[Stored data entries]
--- START ---

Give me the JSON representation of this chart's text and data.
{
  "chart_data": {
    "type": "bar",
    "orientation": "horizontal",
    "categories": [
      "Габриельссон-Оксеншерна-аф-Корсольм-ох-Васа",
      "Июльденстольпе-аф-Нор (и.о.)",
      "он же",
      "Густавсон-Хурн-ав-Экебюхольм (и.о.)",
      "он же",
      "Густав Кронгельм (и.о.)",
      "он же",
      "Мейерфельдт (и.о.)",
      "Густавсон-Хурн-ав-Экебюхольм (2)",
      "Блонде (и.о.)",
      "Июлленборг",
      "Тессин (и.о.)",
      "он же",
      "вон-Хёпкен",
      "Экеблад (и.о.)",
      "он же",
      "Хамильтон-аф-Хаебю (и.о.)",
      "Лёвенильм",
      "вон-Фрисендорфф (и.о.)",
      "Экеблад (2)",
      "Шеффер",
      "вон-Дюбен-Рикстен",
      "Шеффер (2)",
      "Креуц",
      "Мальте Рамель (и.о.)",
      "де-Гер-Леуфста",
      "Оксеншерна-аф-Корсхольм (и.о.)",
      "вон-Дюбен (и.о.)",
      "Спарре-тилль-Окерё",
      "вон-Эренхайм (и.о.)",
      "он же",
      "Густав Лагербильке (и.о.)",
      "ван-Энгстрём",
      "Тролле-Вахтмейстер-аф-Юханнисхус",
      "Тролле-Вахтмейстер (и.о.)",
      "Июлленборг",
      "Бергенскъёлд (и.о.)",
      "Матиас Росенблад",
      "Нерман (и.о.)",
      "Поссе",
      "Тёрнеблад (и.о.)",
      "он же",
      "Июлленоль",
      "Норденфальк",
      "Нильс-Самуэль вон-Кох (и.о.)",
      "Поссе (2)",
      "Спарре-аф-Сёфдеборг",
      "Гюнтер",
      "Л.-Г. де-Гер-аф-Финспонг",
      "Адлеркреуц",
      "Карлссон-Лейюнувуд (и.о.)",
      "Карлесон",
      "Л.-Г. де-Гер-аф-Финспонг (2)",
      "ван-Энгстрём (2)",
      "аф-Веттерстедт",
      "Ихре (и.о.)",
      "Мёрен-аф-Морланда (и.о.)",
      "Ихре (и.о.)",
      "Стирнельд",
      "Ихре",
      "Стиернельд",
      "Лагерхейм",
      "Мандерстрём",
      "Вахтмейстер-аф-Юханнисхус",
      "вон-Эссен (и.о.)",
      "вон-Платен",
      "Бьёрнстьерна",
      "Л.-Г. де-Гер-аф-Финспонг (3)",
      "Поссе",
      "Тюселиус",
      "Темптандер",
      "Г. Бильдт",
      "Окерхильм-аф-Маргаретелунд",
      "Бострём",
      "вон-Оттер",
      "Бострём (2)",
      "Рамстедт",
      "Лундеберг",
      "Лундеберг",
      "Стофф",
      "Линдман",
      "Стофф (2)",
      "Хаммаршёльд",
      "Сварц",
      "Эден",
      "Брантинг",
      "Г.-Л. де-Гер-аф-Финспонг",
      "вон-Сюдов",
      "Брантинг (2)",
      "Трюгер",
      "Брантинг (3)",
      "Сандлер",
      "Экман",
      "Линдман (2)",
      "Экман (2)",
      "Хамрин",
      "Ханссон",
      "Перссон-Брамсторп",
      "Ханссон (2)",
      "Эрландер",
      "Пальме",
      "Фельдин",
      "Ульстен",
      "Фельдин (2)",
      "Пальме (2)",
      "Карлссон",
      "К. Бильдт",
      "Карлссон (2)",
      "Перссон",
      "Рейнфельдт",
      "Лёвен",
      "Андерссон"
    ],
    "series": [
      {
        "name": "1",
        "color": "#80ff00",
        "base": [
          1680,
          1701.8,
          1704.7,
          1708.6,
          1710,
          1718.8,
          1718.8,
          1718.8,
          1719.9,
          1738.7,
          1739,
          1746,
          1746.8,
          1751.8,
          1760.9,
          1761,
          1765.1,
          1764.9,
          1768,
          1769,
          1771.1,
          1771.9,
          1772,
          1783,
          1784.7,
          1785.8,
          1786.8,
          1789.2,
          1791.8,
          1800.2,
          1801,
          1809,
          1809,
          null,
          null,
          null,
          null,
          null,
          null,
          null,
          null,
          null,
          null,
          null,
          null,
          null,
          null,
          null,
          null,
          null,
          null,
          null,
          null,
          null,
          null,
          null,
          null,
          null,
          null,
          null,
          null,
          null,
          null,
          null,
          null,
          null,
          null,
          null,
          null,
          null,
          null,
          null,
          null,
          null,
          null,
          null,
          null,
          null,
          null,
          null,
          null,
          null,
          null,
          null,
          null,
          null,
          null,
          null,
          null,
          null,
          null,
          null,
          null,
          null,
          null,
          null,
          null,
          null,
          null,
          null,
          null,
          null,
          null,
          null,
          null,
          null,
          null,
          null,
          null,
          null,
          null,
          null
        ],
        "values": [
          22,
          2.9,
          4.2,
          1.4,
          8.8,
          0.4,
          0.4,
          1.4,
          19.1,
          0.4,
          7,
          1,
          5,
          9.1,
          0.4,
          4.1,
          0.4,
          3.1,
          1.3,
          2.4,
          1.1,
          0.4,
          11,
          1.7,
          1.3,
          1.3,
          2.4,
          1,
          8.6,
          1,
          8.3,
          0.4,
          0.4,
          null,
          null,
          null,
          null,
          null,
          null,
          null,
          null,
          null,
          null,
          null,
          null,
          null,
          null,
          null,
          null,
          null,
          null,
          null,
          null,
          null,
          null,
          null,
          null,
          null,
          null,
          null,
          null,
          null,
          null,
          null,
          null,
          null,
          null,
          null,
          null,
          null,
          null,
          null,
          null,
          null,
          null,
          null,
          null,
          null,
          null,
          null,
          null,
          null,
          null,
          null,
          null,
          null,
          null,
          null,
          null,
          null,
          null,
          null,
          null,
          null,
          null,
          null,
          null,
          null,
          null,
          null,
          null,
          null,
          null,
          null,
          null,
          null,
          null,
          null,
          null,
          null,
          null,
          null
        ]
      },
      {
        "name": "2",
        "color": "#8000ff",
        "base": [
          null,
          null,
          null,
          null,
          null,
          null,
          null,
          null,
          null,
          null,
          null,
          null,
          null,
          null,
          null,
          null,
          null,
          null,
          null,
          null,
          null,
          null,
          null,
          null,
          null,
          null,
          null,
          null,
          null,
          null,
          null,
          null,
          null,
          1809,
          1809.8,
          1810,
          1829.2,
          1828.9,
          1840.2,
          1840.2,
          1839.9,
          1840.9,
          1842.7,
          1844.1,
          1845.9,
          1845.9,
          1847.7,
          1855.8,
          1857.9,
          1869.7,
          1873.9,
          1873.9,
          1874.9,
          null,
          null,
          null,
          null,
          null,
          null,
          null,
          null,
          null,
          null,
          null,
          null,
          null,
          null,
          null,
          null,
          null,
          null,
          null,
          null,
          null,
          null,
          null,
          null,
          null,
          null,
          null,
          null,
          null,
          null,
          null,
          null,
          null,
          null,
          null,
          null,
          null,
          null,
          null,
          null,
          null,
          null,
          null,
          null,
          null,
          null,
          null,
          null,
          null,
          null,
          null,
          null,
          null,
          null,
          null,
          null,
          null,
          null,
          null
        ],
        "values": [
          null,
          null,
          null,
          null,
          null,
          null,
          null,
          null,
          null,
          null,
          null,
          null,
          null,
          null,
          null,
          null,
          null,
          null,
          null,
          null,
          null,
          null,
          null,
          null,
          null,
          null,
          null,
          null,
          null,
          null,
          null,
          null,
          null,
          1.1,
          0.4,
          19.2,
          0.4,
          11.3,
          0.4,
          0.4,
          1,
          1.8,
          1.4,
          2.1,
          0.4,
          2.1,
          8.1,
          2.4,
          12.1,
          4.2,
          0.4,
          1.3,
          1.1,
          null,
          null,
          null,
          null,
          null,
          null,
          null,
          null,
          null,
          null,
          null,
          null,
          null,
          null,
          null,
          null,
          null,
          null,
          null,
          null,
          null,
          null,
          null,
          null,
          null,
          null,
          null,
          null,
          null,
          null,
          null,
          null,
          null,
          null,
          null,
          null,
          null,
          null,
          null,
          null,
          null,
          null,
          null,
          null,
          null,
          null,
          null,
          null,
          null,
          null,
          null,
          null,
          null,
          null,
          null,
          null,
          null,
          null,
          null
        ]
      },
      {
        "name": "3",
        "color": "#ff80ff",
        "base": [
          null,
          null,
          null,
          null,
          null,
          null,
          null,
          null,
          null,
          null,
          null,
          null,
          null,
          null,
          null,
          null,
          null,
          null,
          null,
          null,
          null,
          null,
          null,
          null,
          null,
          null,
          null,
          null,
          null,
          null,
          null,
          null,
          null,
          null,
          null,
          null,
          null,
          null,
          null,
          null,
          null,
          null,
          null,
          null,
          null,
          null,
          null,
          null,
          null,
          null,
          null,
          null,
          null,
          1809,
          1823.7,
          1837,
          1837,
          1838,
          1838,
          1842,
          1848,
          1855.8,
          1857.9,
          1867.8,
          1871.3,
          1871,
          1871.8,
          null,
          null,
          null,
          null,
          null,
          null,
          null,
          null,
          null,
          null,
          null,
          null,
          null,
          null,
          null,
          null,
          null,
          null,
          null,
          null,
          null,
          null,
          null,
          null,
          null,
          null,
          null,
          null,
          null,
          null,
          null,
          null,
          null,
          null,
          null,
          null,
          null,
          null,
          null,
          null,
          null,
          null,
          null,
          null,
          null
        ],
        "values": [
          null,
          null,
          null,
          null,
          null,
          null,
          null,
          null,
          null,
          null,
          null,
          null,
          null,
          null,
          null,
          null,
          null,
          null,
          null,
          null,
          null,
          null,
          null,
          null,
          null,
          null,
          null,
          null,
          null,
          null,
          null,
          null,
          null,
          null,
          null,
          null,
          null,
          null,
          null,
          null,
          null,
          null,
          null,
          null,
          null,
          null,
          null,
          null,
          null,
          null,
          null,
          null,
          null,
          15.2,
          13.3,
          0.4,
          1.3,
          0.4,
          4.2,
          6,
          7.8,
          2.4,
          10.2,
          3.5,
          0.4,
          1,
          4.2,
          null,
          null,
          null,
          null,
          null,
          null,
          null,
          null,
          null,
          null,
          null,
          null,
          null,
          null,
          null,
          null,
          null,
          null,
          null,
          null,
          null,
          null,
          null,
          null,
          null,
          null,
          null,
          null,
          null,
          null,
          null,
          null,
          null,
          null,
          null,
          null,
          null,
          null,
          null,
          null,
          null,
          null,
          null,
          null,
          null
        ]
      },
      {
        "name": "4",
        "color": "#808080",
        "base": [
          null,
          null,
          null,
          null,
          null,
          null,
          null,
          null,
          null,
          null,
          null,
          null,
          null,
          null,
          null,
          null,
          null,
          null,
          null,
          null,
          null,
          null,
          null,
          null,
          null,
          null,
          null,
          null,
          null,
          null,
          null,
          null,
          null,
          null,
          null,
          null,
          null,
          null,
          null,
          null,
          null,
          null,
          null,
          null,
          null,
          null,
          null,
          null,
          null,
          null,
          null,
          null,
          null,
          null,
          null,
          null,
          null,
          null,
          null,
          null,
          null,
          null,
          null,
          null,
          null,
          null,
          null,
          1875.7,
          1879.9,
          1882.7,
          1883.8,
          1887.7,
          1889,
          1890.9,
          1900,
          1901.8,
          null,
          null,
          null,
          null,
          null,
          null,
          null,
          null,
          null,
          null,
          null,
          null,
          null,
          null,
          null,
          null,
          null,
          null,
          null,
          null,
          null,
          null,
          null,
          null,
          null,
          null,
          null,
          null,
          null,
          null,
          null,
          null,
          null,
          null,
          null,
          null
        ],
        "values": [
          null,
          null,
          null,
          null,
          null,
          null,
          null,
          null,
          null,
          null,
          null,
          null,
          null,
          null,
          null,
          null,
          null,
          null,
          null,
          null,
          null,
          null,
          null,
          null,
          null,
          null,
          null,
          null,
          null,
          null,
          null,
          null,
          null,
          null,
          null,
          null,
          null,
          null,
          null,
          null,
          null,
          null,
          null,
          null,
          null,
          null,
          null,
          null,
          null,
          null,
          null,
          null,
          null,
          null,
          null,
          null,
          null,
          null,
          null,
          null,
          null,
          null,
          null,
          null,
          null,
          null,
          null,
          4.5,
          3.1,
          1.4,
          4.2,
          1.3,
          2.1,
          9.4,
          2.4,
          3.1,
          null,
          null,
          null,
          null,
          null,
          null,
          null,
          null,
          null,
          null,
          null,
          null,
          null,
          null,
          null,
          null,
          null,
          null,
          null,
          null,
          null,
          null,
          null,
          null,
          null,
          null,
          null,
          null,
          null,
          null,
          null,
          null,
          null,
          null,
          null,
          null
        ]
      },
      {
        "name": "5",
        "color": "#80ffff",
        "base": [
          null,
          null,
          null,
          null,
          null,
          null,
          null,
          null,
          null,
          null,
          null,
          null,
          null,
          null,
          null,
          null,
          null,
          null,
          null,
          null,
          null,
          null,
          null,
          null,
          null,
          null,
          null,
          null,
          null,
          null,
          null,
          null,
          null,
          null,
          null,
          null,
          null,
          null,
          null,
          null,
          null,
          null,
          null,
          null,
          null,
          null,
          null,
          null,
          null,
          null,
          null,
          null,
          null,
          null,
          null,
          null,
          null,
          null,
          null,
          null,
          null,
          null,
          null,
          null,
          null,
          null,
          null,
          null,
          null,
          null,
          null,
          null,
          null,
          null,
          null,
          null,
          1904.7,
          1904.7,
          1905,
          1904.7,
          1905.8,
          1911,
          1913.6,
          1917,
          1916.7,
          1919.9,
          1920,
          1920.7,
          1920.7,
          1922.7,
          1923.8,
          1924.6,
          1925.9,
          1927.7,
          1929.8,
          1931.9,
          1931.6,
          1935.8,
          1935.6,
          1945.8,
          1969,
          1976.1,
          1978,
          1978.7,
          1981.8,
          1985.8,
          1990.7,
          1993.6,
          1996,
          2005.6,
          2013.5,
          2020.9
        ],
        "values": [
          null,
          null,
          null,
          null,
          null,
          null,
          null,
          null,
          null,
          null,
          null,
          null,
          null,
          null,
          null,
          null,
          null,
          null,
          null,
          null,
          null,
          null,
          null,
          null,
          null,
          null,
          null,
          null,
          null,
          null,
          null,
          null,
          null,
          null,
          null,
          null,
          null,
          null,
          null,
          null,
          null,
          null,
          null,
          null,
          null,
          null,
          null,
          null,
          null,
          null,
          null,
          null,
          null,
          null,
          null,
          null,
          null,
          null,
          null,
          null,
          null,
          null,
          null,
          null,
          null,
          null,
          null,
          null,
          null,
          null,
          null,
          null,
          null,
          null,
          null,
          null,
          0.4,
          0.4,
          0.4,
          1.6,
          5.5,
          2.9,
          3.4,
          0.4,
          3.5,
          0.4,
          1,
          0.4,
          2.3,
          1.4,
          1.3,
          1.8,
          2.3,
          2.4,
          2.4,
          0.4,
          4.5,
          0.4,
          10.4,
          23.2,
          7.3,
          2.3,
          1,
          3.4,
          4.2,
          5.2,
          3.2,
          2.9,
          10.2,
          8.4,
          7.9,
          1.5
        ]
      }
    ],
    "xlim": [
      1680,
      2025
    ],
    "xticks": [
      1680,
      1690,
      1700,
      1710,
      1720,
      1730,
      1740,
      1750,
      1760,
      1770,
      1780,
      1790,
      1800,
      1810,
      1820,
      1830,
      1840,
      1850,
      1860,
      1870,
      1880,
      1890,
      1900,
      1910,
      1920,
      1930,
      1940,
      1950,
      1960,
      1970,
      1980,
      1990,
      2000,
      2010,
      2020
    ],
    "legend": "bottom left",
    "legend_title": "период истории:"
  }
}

--- END ---

== YOUR TASK ==
How many lines in the records above contain the word "Густавсон"? Reply with the number alone.

== SOLUTION FOR THIS EXERCISE ==
2